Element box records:
++++++++++++++++++++

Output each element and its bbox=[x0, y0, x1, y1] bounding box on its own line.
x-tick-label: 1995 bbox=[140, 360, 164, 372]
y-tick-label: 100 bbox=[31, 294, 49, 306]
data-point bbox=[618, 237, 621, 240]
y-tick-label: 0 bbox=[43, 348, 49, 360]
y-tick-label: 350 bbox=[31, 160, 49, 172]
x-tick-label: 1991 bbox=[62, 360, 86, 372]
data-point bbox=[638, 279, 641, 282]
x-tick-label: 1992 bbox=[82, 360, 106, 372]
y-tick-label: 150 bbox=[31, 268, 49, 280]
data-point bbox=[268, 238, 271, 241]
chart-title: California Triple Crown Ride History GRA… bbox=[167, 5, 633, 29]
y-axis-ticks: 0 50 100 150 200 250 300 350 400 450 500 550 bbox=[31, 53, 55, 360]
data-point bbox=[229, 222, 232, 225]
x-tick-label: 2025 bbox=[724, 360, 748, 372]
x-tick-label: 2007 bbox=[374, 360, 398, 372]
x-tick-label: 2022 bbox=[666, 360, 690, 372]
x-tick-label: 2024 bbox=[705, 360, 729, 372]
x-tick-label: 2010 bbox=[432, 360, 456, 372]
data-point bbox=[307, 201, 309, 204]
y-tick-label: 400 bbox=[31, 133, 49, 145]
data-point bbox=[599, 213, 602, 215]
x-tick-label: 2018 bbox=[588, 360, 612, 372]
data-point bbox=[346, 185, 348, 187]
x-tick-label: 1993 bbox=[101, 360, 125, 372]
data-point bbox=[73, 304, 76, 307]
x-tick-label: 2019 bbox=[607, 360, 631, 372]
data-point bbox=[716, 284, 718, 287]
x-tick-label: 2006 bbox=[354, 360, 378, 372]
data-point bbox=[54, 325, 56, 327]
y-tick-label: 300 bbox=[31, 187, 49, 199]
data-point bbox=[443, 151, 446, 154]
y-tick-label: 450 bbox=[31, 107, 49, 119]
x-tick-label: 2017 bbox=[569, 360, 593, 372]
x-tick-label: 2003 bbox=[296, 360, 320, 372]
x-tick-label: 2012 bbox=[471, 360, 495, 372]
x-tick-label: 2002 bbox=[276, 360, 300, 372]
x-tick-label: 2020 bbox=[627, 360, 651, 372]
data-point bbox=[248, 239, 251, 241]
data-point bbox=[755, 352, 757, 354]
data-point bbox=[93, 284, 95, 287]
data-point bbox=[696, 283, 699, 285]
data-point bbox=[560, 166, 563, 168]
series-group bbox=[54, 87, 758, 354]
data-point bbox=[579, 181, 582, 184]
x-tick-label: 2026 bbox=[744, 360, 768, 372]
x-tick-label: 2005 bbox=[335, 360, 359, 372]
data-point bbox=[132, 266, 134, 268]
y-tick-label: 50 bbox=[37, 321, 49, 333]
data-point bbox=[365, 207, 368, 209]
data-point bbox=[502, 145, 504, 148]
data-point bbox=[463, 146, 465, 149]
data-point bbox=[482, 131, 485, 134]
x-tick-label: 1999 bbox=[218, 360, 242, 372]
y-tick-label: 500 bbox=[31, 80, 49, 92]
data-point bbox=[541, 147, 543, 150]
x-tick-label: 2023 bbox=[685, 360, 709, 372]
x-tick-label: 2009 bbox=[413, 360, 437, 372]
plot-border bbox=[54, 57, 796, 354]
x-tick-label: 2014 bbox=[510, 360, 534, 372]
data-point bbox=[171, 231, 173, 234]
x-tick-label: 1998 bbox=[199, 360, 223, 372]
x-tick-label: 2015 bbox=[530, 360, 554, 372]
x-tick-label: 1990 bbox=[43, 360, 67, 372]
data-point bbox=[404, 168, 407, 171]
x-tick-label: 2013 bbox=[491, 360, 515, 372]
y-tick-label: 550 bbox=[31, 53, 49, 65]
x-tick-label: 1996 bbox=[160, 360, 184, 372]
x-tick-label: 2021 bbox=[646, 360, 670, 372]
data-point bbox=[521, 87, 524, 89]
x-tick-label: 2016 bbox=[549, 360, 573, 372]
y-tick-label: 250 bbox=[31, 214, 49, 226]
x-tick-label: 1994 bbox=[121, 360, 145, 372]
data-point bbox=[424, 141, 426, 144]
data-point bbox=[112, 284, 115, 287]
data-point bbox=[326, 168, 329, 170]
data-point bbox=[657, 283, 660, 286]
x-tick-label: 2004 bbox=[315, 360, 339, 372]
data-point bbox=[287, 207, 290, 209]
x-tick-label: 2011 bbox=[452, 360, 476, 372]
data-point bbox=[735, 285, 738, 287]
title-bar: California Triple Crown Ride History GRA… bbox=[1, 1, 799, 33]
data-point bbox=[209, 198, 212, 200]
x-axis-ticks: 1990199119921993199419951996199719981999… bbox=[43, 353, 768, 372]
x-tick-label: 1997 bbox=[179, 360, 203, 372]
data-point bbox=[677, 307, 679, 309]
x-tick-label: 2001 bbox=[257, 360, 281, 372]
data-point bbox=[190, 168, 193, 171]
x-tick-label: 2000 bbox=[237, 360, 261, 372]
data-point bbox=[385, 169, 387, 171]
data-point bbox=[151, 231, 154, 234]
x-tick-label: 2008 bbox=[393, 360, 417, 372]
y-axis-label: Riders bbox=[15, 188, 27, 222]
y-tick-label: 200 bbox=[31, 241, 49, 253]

++++++++++++++++++++

» **Your objective**
From the listing, extract each line containing the string "ticks".

» **Reply**
y-axis-ticks: 0 50 100 150 200 250 300 350 400 450 500 550 bbox=[31, 53, 55, 360]
x-axis-ticks: 1990199119921993199419951996199719981999… bbox=[43, 353, 768, 372]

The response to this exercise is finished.